_Written exercise:_
Copy nothing but the text: reproduce each line of the listing exactly and leave the pictures out.

_Data extract:_
◆ ◆ ◆ ◆

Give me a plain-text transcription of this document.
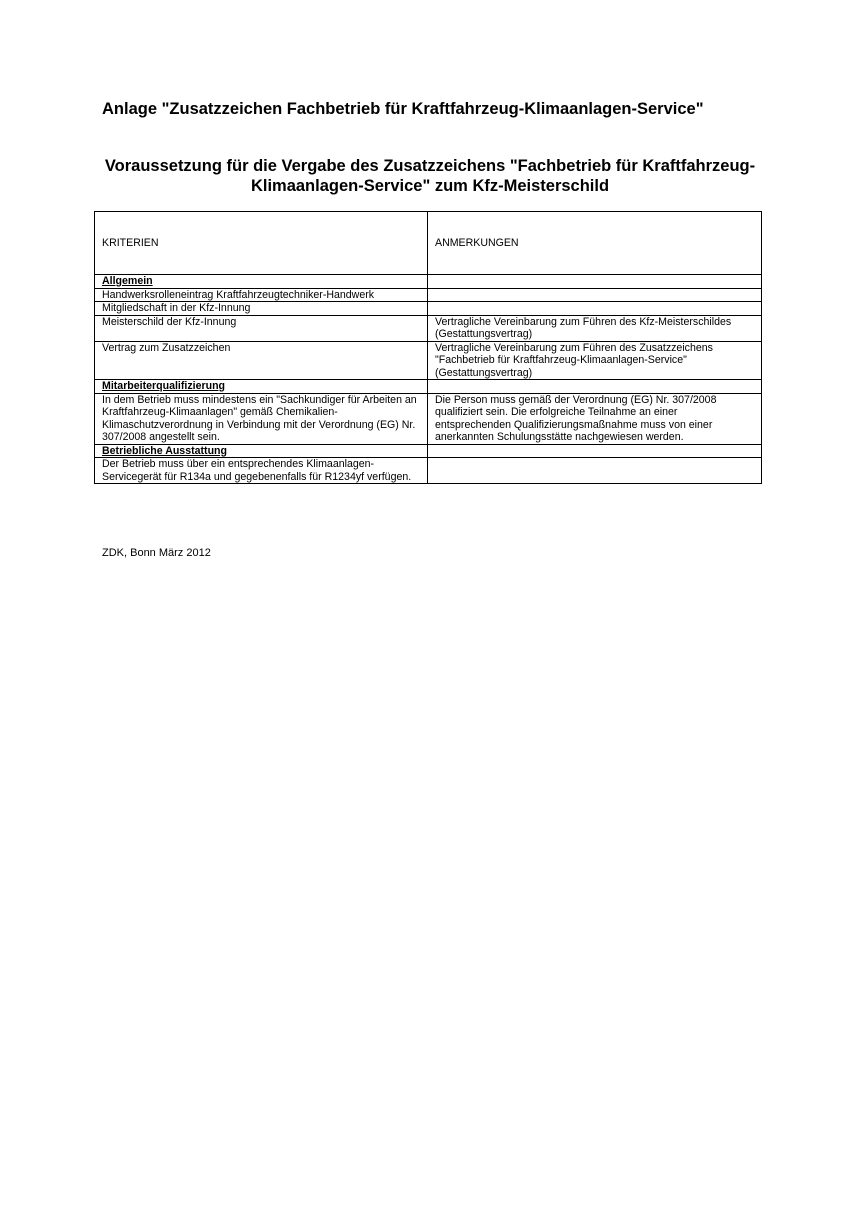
Anlage "Zusatzzeichen Fachbetrieb für Kraftfahrzeug-Klimaanlagen-Service"
Voraussetzung für die Vergabe des Zusatzzeichens "Fachbetrieb für Kraftfahrzeug-Klimaanlagen-Service" zum Kfz-Meisterschild
KRITERIEN	ANMERKUNGEN
Allgemein	
Handwerksrolleneintrag Kraftfahrzeugtechniker-Handwerk	
Mitgliedschaft in der Kfz-Innung	
Meisterschild der Kfz-Innung	Vertragliche Vereinbarung zum Führen des Kfz-Meisterschildes (Gestattungsvertrag)
Vertrag zum Zusatzzeichen	Vertragliche Vereinbarung zum Führen des Zusatzzeichens "Fachbetrieb für Kraftfahrzeug-Klimaanlagen-Service" (Gestattungsvertrag)
Mitarbeiterqualifizierung	
In dem Betrieb muss mindestens ein "Sachkundiger für Arbeiten an Kraftfahrzeug-Klimaanlagen" gemäß Chemikalien-Klimaschutzverordnung in Verbindung mit der Verordnung (EG) Nr. 307/2008 angestellt sein.	Die Person muss gemäß der Verordnung (EG) Nr. 307/2008 qualifiziert sein. Die erfolgreiche Teilnahme an einer entsprechenden Qualifizierungsmaßnahme muss von einer anerkannten Schulungsstätte nachgewiesen werden.
Betriebliche Ausstattung	
Der Betrieb muss über ein entsprechendes Klimaanlagen-Servicegerät für R134a und gegebenenfalls für R1234yf verfügen.	
ZDK, Bonn März 2012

◆ ◆ ◆ ◆

_Output of the exercise:_
Give me a plain-text transcription of this document.
Anlage "Zusatzzeichen Fachbetrieb für Kraftfahrzeug-Klimaanlagen-Service"
Voraussetzung für die Vergabe des Zusatzzeichens "Fachbetrieb für Kraftfahrzeug-Klimaanlagen-Service" zum Kfz-Meisterschild
KRITERIEN	ANMERKUNGEN
Allgemein	
Handwerksrolleneintrag Kraftfahrzeugtechniker-Handwerk	
Mitgliedschaft in der Kfz-Innung	
Meisterschild der Kfz-Innung	Vertragliche Vereinbarung zum Führen des Kfz-Meisterschildes (Gestattungsvertrag)
Vertrag zum Zusatzzeichen	Vertragliche Vereinbarung zum Führen des Zusatzzeichens "Fachbetrieb für Kraftfahrzeug-Klimaanlagen-Service" (Gestattungsvertrag)
Mitarbeiterqualifizierung	
In dem Betrieb muss mindestens ein "Sachkundiger für Arbeiten an Kraftfahrzeug-Klimaanlagen" gemäß Chemikalien-Klimaschutzverordnung in Verbindung mit der Verordnung (EG) Nr. 307/2008 angestellt sein.	Die Person muss gemäß der Verordnung (EG) Nr. 307/2008 qualifiziert sein. Die erfolgreiche Teilnahme an einer entsprechenden Qualifizierungsmaßnahme muss von einer anerkannten Schulungsstätte nachgewiesen werden.
Betriebliche Ausstattung	
Der Betrieb muss über ein entsprechendes Klimaanlagen-Servicegerät für R134a und gegebenenfalls für R1234yf verfügen.	
ZDK, Bonn März 2012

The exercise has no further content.